Stated exercise >>
Of all the lines in these entries, how many contain the string "împiedici"? Give only that count.

::: Dataset excerpts :::

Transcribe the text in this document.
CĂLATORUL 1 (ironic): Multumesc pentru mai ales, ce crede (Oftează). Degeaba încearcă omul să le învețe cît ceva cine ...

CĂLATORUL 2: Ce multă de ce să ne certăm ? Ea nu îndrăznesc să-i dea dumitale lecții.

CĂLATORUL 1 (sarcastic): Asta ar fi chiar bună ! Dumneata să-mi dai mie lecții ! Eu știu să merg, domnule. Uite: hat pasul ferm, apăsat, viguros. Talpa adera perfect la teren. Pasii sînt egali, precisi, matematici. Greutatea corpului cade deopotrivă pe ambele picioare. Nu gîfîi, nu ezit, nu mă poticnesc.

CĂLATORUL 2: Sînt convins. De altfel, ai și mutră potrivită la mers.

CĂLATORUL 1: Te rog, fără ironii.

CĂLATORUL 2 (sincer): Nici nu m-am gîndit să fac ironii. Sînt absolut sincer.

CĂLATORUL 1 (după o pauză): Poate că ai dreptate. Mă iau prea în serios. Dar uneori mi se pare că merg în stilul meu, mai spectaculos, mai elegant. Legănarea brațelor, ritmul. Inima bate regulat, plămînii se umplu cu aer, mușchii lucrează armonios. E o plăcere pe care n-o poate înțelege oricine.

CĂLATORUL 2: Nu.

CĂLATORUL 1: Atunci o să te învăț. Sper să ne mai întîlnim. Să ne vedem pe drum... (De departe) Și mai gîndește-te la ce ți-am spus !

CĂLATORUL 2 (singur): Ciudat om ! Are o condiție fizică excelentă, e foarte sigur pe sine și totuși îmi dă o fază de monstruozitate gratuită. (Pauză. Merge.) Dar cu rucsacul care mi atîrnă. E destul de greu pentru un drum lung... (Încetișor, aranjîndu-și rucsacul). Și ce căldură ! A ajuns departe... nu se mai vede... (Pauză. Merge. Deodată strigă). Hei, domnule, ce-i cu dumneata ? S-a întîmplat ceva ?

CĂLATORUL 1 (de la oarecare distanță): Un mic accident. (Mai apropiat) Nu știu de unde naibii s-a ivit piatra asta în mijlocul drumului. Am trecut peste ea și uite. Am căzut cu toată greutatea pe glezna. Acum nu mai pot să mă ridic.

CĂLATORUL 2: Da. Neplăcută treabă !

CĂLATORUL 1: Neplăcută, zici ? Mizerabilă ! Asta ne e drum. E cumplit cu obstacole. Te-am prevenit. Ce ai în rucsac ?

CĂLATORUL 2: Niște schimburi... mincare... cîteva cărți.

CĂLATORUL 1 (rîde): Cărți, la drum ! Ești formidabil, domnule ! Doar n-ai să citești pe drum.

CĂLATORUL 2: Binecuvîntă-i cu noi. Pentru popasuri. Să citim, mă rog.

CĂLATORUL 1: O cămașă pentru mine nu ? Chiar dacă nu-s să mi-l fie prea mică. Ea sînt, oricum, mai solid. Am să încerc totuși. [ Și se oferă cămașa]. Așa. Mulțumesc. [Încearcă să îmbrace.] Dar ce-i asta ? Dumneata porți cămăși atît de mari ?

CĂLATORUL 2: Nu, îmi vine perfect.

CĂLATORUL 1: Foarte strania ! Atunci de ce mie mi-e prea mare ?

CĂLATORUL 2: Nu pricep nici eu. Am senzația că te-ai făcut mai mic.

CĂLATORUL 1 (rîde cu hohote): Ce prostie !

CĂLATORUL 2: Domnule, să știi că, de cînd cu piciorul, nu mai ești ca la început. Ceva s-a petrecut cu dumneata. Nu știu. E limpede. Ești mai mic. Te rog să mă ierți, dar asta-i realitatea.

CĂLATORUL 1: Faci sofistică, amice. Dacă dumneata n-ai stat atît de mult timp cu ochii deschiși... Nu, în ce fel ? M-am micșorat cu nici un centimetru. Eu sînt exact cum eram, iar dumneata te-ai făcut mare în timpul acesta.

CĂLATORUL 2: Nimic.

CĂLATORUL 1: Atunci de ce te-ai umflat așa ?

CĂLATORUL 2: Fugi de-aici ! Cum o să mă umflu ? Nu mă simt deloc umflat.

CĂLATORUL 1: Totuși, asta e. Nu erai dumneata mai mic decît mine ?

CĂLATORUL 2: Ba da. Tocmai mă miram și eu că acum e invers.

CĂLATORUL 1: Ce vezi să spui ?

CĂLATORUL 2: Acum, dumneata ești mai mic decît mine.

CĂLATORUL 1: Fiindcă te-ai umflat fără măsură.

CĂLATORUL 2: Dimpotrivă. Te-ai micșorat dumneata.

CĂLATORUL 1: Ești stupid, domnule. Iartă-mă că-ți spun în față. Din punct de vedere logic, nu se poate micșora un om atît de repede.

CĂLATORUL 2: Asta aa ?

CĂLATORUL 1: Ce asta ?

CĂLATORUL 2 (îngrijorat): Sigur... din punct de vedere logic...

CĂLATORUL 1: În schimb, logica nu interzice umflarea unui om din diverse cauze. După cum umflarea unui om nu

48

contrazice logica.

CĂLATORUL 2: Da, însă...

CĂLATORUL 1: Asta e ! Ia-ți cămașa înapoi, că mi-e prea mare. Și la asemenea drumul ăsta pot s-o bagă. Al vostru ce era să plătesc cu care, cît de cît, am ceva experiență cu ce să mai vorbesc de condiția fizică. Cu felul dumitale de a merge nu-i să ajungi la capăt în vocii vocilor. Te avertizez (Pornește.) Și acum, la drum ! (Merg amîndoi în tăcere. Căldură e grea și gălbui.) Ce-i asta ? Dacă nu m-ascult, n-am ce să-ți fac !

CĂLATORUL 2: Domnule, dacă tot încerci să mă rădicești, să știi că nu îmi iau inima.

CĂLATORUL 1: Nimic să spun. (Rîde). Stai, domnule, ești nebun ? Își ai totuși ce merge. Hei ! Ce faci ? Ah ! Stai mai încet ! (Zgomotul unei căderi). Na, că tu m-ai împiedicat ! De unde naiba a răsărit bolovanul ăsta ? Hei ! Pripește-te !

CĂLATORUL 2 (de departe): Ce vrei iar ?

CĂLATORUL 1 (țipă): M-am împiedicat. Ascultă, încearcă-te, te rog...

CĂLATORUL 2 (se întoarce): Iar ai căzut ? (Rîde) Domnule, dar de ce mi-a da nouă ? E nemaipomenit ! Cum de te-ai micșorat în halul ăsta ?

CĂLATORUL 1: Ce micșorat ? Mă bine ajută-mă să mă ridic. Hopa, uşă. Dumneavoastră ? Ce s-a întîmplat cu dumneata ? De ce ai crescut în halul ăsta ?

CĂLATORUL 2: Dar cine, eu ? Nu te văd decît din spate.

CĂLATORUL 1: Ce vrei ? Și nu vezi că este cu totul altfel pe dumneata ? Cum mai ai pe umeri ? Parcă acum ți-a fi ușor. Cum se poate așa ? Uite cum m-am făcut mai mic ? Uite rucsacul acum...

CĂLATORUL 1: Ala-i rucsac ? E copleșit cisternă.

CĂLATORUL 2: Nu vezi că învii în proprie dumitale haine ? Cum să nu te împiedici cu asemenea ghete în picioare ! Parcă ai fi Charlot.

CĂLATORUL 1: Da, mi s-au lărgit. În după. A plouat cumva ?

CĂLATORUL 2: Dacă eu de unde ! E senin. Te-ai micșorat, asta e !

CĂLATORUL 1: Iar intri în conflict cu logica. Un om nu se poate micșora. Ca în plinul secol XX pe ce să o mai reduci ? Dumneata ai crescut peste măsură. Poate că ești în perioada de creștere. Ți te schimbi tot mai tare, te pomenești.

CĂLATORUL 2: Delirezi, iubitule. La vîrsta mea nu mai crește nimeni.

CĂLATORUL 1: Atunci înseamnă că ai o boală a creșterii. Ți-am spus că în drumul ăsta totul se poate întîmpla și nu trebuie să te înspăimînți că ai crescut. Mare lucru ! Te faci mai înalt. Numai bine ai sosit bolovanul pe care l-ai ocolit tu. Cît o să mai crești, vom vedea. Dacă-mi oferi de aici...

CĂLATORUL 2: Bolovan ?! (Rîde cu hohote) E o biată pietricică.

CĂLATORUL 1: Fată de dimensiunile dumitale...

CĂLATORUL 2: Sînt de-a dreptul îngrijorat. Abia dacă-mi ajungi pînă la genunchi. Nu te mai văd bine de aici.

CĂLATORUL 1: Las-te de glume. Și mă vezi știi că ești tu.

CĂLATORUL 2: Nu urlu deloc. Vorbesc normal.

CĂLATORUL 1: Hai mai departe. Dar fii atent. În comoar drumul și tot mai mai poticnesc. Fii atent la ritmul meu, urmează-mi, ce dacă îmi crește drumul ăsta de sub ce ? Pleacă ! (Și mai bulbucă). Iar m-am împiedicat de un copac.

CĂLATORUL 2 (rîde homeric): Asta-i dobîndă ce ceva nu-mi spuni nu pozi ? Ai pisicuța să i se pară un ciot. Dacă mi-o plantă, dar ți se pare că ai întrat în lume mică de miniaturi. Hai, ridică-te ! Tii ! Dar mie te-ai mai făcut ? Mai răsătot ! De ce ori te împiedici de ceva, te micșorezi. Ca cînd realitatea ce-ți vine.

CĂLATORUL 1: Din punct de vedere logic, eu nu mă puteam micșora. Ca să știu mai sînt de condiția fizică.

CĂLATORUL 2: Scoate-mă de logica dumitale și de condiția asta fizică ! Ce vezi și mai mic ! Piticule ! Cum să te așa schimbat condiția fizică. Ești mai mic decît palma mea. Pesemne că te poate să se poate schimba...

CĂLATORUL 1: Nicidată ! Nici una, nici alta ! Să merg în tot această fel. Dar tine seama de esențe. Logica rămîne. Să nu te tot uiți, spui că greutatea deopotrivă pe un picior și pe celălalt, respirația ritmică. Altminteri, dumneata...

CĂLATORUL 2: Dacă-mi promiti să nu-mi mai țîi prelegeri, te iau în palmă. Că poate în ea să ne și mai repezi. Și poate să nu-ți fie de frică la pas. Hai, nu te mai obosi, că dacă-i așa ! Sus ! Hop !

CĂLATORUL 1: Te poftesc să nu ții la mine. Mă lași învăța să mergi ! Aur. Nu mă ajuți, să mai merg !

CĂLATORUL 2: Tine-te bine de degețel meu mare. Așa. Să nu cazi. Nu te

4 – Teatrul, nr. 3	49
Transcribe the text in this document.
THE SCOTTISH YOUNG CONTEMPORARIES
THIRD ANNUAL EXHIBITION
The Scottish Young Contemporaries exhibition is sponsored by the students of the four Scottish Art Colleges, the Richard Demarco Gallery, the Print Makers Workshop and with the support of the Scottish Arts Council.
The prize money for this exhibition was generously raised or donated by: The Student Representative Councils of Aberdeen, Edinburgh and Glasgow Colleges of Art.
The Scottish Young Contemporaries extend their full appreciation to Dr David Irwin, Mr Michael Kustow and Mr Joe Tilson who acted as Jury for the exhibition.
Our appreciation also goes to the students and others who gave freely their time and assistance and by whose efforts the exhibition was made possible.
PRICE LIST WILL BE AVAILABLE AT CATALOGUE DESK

:::

Result of this exercise >>
2